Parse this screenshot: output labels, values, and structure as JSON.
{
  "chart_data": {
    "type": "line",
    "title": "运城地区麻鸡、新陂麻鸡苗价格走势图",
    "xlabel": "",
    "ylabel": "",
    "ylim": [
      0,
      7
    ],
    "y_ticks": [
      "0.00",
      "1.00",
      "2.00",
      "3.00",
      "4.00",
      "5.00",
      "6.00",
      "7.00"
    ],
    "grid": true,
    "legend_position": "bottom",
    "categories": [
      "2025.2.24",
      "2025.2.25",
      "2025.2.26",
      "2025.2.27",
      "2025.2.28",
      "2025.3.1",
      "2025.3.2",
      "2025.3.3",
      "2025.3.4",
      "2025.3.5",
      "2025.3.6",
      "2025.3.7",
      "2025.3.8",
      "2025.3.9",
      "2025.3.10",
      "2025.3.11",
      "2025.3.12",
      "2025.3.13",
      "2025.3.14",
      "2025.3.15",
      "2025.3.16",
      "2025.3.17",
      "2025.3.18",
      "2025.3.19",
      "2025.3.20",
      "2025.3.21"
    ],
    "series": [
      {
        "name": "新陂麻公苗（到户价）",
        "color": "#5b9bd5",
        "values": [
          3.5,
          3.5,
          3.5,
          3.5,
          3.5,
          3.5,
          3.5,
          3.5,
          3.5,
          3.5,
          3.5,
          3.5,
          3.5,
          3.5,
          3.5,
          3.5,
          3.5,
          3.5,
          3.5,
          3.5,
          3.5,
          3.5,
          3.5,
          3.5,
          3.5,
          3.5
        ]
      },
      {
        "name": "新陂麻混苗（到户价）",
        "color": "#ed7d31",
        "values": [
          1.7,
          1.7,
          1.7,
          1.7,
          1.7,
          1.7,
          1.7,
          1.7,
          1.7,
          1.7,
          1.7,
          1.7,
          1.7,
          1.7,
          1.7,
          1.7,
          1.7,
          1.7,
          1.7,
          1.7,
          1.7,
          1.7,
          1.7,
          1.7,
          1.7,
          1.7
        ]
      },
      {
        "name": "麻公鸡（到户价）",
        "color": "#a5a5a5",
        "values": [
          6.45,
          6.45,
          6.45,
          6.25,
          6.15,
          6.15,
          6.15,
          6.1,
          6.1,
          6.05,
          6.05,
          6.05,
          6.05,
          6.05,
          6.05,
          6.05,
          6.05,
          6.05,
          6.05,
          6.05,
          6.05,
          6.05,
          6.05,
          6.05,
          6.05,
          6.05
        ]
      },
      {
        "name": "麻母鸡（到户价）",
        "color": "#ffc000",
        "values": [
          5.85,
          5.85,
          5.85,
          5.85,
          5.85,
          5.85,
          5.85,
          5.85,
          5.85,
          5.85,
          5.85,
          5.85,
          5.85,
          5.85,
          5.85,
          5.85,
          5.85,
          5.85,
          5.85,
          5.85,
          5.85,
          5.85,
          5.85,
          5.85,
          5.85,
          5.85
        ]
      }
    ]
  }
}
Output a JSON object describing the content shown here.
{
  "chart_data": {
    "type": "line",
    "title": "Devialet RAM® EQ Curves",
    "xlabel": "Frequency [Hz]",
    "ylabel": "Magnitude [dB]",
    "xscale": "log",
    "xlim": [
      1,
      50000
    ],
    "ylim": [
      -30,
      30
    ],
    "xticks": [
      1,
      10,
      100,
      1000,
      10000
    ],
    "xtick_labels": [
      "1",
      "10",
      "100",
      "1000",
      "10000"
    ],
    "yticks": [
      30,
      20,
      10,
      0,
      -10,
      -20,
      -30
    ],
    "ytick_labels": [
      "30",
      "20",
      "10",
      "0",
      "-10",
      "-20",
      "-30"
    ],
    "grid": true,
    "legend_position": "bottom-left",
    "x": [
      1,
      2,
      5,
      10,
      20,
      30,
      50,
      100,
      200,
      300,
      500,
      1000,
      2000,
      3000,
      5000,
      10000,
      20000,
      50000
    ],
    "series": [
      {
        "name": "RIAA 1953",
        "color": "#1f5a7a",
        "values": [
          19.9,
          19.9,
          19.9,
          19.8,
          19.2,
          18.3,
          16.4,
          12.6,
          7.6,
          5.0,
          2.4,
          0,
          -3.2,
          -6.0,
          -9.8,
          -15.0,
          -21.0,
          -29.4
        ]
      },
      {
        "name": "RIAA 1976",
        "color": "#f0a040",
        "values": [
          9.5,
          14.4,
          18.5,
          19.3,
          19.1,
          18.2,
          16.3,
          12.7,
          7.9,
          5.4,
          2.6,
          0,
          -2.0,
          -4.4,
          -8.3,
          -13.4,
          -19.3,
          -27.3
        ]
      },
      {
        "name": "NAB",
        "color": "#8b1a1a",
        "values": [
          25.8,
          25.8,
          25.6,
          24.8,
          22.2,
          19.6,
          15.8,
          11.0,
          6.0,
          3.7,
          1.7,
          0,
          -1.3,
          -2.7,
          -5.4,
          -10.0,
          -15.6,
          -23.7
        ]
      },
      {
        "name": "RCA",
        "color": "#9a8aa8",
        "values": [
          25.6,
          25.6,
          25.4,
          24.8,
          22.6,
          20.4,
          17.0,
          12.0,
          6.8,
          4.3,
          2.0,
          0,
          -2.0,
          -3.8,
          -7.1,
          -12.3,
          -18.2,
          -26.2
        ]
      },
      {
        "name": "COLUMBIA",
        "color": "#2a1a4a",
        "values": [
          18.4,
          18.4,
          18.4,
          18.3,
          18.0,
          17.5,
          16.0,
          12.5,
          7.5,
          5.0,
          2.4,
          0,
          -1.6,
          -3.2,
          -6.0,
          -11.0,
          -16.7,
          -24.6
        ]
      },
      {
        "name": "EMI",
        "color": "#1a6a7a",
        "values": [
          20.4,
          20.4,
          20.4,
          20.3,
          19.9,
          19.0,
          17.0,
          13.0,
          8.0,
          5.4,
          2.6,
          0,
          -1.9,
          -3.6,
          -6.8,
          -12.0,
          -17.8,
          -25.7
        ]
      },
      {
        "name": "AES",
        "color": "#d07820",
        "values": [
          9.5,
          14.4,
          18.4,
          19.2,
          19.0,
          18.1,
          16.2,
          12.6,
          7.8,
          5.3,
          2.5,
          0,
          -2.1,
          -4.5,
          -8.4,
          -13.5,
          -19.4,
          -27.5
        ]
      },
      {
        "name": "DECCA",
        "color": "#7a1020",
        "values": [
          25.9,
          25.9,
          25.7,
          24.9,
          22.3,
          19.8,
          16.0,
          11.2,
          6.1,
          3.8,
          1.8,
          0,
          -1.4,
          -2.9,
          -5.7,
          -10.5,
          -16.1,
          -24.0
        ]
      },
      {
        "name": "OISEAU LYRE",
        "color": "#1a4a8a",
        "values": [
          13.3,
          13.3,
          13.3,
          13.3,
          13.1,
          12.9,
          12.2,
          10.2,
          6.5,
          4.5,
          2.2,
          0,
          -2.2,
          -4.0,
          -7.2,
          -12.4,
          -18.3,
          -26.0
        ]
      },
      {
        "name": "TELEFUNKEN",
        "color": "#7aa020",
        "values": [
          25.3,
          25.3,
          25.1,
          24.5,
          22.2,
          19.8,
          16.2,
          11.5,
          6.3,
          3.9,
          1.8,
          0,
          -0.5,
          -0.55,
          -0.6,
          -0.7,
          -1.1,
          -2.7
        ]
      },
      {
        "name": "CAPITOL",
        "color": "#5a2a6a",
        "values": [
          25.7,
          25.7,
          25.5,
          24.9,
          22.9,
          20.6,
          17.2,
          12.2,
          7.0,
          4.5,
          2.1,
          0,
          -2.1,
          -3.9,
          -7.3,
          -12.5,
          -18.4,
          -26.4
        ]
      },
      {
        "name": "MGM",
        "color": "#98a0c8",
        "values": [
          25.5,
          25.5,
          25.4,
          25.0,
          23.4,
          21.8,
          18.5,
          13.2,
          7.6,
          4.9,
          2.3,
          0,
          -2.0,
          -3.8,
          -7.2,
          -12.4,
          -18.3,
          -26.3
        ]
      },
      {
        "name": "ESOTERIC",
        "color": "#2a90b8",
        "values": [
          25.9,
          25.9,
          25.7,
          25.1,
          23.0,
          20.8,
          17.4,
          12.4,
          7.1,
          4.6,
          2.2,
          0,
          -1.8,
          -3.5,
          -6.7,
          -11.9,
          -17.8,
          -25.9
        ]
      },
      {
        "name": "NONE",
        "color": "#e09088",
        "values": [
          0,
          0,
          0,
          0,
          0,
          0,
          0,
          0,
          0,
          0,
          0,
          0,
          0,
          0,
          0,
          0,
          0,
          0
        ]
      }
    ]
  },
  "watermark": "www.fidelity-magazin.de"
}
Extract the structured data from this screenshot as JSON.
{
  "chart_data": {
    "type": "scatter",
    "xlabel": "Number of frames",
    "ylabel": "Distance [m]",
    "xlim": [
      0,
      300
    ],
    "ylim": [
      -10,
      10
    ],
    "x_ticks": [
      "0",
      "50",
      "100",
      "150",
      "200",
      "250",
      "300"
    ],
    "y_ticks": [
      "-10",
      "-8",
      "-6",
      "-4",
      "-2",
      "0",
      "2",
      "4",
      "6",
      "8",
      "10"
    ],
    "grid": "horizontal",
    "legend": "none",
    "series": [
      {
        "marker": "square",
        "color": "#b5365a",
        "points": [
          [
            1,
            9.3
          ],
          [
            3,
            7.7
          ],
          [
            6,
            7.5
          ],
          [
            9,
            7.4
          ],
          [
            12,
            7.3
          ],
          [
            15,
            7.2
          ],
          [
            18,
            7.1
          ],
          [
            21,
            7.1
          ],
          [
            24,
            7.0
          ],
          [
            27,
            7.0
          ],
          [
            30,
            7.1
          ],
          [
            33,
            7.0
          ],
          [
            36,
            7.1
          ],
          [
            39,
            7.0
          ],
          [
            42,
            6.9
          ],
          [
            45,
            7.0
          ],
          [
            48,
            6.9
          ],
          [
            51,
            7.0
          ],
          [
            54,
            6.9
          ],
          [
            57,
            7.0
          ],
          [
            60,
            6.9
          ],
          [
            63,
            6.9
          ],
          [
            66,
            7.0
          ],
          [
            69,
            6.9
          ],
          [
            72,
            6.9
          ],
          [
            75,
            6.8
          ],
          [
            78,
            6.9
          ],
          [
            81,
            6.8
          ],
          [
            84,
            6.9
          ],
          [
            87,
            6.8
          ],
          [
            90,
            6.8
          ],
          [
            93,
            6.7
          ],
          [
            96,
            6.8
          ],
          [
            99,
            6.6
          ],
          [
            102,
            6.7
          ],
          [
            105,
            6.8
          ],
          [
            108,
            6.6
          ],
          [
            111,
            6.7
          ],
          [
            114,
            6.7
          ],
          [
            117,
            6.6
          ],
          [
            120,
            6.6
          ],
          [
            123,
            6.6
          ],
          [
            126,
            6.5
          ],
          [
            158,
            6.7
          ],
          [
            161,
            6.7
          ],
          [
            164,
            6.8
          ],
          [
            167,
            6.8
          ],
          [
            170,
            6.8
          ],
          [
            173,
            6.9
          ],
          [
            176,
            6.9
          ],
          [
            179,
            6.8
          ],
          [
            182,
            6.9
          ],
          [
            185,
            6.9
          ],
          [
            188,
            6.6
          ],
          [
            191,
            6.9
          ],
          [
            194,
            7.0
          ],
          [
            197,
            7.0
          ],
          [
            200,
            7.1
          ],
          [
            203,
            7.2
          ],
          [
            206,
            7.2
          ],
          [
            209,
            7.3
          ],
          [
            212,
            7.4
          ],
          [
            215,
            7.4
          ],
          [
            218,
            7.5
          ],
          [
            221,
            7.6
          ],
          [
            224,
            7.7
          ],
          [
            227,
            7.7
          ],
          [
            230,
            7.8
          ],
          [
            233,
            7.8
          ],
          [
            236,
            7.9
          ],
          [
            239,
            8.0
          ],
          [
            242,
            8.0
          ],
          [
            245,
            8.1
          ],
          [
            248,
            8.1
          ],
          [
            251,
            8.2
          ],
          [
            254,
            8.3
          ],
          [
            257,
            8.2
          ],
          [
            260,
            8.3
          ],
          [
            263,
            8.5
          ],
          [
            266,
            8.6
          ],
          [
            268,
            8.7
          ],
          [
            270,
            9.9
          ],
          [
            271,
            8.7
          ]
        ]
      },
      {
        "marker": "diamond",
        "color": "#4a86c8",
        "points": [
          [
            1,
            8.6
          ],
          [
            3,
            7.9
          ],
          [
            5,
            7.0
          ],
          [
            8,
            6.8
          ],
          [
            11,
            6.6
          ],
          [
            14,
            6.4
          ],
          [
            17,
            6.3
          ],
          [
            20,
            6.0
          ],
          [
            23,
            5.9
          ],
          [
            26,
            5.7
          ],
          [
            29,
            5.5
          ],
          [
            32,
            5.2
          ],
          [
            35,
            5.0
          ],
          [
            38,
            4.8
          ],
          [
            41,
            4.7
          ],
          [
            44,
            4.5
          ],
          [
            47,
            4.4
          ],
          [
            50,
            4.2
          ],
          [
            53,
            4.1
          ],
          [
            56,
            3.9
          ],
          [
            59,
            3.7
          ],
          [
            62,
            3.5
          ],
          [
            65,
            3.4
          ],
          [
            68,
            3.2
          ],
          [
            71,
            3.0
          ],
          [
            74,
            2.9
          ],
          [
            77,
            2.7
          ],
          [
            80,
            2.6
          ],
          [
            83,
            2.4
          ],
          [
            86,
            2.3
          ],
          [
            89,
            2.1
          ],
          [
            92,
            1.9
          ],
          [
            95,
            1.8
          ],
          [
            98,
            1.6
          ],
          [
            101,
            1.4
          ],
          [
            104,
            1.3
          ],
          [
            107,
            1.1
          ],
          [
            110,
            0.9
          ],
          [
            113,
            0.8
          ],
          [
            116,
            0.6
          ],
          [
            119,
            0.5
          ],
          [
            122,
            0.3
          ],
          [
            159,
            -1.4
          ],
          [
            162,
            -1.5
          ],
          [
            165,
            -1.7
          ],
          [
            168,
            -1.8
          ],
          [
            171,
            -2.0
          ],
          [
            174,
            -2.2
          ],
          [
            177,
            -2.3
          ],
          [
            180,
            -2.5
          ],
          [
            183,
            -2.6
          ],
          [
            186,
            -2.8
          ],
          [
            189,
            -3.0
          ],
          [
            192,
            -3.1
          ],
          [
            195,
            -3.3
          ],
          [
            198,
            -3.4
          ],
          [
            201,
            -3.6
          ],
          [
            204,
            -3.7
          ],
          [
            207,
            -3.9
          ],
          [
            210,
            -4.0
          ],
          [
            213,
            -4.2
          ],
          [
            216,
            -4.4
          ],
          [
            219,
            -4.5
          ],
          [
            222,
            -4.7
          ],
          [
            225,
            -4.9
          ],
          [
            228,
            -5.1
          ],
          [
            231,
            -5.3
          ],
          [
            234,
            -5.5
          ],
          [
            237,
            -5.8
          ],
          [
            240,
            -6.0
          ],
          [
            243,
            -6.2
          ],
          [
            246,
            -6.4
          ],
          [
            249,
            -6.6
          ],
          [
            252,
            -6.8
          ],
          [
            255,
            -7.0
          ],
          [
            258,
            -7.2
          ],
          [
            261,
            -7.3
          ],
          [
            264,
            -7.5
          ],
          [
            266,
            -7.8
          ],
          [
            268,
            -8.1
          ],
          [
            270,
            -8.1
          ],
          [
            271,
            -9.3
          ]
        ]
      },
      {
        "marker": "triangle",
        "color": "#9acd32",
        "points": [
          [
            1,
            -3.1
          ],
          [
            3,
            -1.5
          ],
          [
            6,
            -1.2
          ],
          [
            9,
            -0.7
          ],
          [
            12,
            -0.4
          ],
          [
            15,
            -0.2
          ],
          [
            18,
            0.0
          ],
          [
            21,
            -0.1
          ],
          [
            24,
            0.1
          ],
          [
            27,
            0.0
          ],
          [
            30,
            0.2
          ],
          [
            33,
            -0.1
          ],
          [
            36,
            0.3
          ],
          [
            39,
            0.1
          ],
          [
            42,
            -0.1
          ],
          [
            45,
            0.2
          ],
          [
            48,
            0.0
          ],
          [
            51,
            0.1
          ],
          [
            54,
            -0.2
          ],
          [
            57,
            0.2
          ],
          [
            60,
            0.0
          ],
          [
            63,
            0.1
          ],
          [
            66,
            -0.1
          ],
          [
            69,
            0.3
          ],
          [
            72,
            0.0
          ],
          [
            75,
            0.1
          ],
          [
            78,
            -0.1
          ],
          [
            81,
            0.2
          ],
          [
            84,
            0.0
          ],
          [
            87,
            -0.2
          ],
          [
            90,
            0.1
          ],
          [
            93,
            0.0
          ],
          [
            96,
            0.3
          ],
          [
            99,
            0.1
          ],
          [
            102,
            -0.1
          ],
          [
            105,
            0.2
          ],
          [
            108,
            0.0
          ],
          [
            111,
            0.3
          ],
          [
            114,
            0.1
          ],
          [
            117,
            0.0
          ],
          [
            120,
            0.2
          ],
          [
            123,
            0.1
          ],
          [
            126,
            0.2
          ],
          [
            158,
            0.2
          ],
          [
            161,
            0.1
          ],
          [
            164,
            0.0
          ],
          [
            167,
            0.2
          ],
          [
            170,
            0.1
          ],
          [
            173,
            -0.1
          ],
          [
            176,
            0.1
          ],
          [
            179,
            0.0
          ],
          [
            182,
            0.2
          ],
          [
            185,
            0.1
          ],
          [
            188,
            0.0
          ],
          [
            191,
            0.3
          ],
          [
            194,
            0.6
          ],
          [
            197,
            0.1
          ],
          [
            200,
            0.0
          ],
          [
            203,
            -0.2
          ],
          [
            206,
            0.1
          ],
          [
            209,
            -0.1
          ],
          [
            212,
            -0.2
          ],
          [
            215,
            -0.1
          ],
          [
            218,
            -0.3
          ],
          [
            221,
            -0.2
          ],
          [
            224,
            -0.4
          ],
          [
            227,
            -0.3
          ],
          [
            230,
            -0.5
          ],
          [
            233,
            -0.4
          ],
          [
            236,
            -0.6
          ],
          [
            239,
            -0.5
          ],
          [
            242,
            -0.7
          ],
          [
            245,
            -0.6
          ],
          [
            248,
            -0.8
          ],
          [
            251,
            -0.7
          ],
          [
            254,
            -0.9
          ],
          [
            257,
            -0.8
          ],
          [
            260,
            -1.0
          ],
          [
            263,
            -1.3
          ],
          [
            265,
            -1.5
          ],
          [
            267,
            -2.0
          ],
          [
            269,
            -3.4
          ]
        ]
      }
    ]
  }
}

****************************************

--- PROBLEM ---
Show all lines above holding "bottom".

--- EXPECTED ANSWER ---
    "legend_position": "bottom",
    "legend_position": "bottom-left",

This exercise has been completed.